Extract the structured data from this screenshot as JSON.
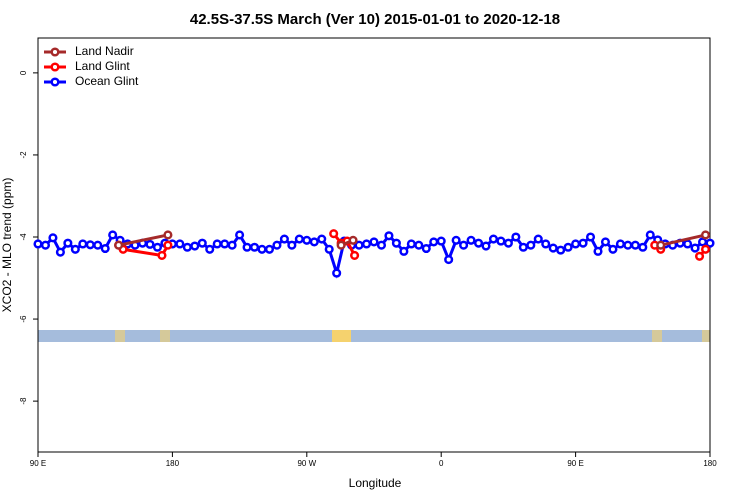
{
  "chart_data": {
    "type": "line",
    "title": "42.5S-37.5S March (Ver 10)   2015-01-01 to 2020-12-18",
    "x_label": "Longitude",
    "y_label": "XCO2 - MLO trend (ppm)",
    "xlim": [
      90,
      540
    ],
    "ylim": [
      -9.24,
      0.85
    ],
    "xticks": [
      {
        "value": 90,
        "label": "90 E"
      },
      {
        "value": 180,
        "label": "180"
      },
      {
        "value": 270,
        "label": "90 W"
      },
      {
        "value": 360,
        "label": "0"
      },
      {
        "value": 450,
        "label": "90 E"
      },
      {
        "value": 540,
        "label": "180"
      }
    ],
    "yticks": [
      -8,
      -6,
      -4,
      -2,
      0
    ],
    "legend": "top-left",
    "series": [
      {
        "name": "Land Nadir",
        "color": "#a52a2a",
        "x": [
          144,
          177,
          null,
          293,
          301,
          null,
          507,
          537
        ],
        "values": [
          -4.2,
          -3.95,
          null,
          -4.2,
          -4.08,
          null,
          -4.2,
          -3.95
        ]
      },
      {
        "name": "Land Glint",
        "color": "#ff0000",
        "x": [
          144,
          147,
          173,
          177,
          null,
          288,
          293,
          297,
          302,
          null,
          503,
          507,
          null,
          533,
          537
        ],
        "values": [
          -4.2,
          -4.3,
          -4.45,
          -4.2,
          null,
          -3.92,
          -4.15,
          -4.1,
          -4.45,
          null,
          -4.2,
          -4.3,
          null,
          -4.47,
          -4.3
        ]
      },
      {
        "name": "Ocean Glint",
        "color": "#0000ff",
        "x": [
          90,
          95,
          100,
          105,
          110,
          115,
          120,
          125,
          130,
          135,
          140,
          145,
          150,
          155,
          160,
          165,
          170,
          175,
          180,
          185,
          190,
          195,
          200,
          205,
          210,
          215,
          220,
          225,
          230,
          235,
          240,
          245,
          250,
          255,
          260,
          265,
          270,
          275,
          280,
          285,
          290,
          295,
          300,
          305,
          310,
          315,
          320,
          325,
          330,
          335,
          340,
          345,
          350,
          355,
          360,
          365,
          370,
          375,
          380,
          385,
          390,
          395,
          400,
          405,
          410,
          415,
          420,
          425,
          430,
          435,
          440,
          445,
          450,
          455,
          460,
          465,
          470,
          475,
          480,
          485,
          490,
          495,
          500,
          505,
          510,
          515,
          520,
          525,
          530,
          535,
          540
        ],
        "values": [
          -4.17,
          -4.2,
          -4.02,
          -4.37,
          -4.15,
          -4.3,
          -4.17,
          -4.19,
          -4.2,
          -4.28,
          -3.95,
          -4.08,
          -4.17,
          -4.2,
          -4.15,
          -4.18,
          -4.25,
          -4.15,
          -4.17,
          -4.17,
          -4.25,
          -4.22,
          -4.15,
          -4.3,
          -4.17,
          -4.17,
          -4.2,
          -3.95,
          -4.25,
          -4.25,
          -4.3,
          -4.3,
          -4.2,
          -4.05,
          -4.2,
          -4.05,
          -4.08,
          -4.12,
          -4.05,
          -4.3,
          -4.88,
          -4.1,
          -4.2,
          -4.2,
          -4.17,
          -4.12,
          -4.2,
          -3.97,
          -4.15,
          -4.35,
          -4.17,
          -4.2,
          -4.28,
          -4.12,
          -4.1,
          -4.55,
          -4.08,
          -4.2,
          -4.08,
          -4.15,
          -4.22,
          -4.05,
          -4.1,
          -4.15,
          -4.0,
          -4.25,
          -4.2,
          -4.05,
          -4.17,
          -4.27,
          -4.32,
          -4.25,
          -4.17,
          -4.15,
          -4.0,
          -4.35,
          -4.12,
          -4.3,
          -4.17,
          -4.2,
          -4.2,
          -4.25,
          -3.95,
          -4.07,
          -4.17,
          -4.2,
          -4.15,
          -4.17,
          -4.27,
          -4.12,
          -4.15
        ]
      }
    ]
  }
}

WHAT NEEDS TO BE DONE: Find the lines above that contain the word "name" and collect them.

ANSWER TO THIS TASK:
        "name": "Land Nadir",
        "name": "Land Glint",
        "name": "Ocean Glint",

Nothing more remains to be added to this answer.